TASK TO COMPLETE — Nothing before the line containing "What data populates" belongs in the answer; quote that line and all lines after it through the end of the material, word for word.

RECORD EXTRACTS —
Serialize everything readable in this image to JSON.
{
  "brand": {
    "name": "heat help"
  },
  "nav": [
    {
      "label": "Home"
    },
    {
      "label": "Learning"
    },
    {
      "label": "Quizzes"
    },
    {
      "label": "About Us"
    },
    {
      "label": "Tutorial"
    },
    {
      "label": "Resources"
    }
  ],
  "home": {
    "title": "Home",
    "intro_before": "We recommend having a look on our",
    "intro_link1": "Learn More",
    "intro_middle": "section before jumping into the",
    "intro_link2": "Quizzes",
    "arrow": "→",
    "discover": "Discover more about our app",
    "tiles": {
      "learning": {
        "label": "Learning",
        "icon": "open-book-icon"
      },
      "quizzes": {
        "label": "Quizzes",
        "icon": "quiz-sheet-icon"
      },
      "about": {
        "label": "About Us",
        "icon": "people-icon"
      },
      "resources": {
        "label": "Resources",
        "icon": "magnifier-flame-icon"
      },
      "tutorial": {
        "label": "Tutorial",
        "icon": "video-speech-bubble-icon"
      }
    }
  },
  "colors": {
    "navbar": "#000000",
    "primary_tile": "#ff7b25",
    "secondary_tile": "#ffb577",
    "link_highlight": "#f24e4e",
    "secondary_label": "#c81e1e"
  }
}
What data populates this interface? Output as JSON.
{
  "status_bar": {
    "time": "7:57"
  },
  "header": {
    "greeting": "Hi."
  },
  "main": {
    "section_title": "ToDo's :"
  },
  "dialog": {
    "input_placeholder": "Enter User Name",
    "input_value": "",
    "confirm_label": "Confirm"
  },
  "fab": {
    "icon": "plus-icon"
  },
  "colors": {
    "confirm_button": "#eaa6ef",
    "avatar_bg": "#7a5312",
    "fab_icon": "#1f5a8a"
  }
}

RESULT OF THE TASK —
What data populates this interface? Output as JSON.
{
  "status_bar": {
    "time": "7:57"
  },
  "header": {
    "greeting": "Hi."
  },
  "main": {
    "section_title": "ToDo's :"
  },
  "dialog": {
    "input_placeholder": "Enter User Name",
    "input_value": "",
    "confirm_label": "Confirm"
  },
  "fab": {
    "icon": "plus-icon"
  },
  "colors": {
    "confirm_button": "#eaa6ef",
    "avatar_bg": "#7a5312",
    "fab_icon": "#1f5a8a"
  }
}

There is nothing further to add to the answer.